--- BEGIN ---

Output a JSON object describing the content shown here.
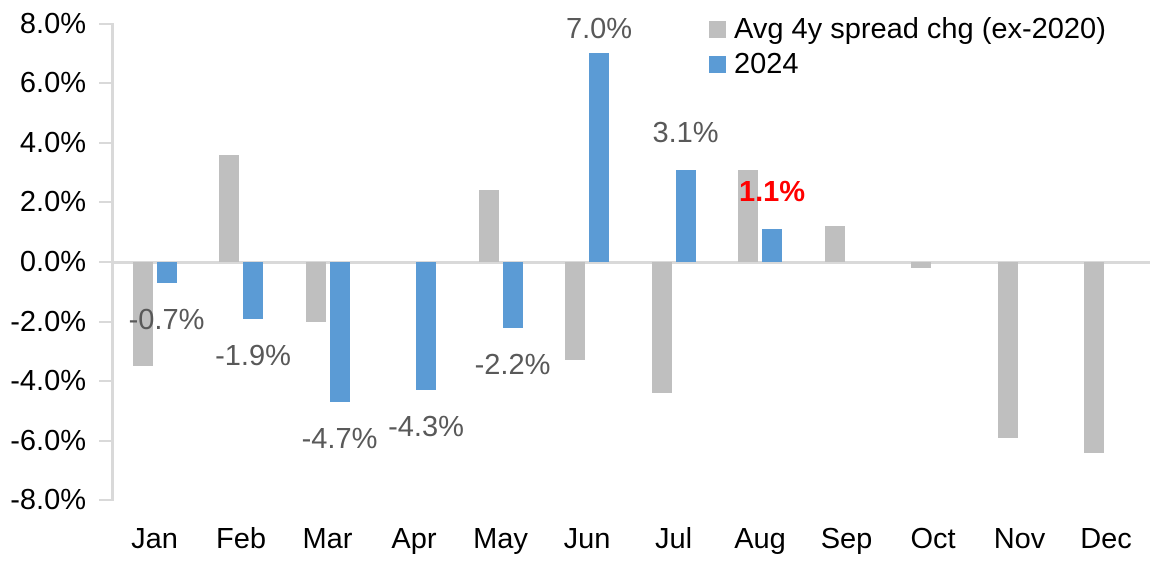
{
  "chart_data": {
    "type": "bar",
    "title": "",
    "categories": [
      "Jan",
      "Feb",
      "Mar",
      "Apr",
      "May",
      "Jun",
      "Jul",
      "Aug",
      "Sep",
      "Oct",
      "Nov",
      "Dec"
    ],
    "series": [
      {
        "name": "Avg 4y spread chg (ex-2020)",
        "color": "#BFBFBF",
        "values": [
          -3.5,
          3.6,
          -2.0,
          0.0,
          2.4,
          -3.3,
          -4.4,
          3.1,
          1.2,
          -0.2,
          -5.9,
          -6.4
        ]
      },
      {
        "name": "2024",
        "color": "#5B9BD5",
        "values": [
          -0.7,
          -1.9,
          -4.7,
          -4.3,
          -2.2,
          7.0,
          3.1,
          1.1,
          null,
          null,
          null,
          null
        ],
        "labels": [
          {
            "text": "-0.7%",
            "color": "#595959",
            "bold": false
          },
          {
            "text": "-1.9%",
            "color": "#595959",
            "bold": false
          },
          {
            "text": "-4.7%",
            "color": "#595959",
            "bold": false
          },
          {
            "text": "-4.3%",
            "color": "#595959",
            "bold": false
          },
          {
            "text": "-2.2%",
            "color": "#595959",
            "bold": false
          },
          {
            "text": "7.0%",
            "color": "#595959",
            "bold": false
          },
          {
            "text": "3.1%",
            "color": "#595959",
            "bold": false
          },
          {
            "text": "1.1%",
            "color": "#FF0000",
            "bold": true
          },
          null,
          null,
          null,
          null
        ]
      }
    ],
    "y_axis": {
      "min": -8,
      "max": 8,
      "step": 2,
      "tick_labels": [
        "8.0%",
        "6.0%",
        "4.0%",
        "2.0%",
        "0.0%",
        "-2.0%",
        "-4.0%",
        "-6.0%",
        "-8.0%"
      ]
    },
    "legend": {
      "position": "top-right"
    },
    "grid": "zero-line-only",
    "xlabel": "",
    "ylabel": ""
  },
  "colors": {
    "background": "#FFFFFF",
    "axis": "#D9D9D9",
    "bar_gray": "#BFBFBF",
    "bar_blue": "#5B9BD5",
    "label_gray": "#595959",
    "label_red": "#FF0000",
    "text": "#000000"
  }
}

--- END ---

* **INSTRUCTIONS FOR THE TASK**:
Copy the listing exactly. Any image in it stays out of the copy.

* **ANSWER TO THIS EXERCISE**:
Output a JSON object describing the content shown here.
{
  "chart_data": {
    "type": "bar",
    "title": "",
    "categories": [
      "Jan",
      "Feb",
      "Mar",
      "Apr",
      "May",
      "Jun",
      "Jul",
      "Aug",
      "Sep",
      "Oct",
      "Nov",
      "Dec"
    ],
    "series": [
      {
        "name": "Avg 4y spread chg (ex-2020)",
        "color": "#BFBFBF",
        "values": [
          -3.5,
          3.6,
          -2.0,
          0.0,
          2.4,
          -3.3,
          -4.4,
          3.1,
          1.2,
          -0.2,
          -5.9,
          -6.4
        ]
      },
      {
        "name": "2024",
        "color": "#5B9BD5",
        "values": [
          -0.7,
          -1.9,
          -4.7,
          -4.3,
          -2.2,
          7.0,
          3.1,
          1.1,
          null,
          null,
          null,
          null
        ],
        "labels": [
          {
            "text": "-0.7%",
            "color": "#595959",
            "bold": false
          },
          {
            "text": "-1.9%",
            "color": "#595959",
            "bold": false
          },
          {
            "text": "-4.7%",
            "color": "#595959",
            "bold": false
          },
          {
            "text": "-4.3%",
            "color": "#595959",
            "bold": false
          },
          {
            "text": "-2.2%",
            "color": "#595959",
            "bold": false
          },
          {
            "text": "7.0%",
            "color": "#595959",
            "bold": false
          },
          {
            "text": "3.1%",
            "color": "#595959",
            "bold": false
          },
          {
            "text": "1.1%",
            "color": "#FF0000",
            "bold": true
          },
          null,
          null,
          null,
          null
        ]
      }
    ],
    "y_axis": {
      "min": -8,
      "max": 8,
      "step": 2,
      "tick_labels": [
        "8.0%",
        "6.0%",
        "4.0%",
        "2.0%",
        "0.0%",
        "-2.0%",
        "-4.0%",
        "-6.0%",
        "-8.0%"
      ]
    },
    "legend": {
      "position": "top-right"
    },
    "grid": "zero-line-only",
    "xlabel": "",
    "ylabel": ""
  },
  "colors": {
    "background": "#FFFFFF",
    "axis": "#D9D9D9",
    "bar_gray": "#BFBFBF",
    "bar_blue": "#5B9BD5",
    "label_gray": "#595959",
    "label_red": "#FF0000",
    "text": "#000000"
  }
}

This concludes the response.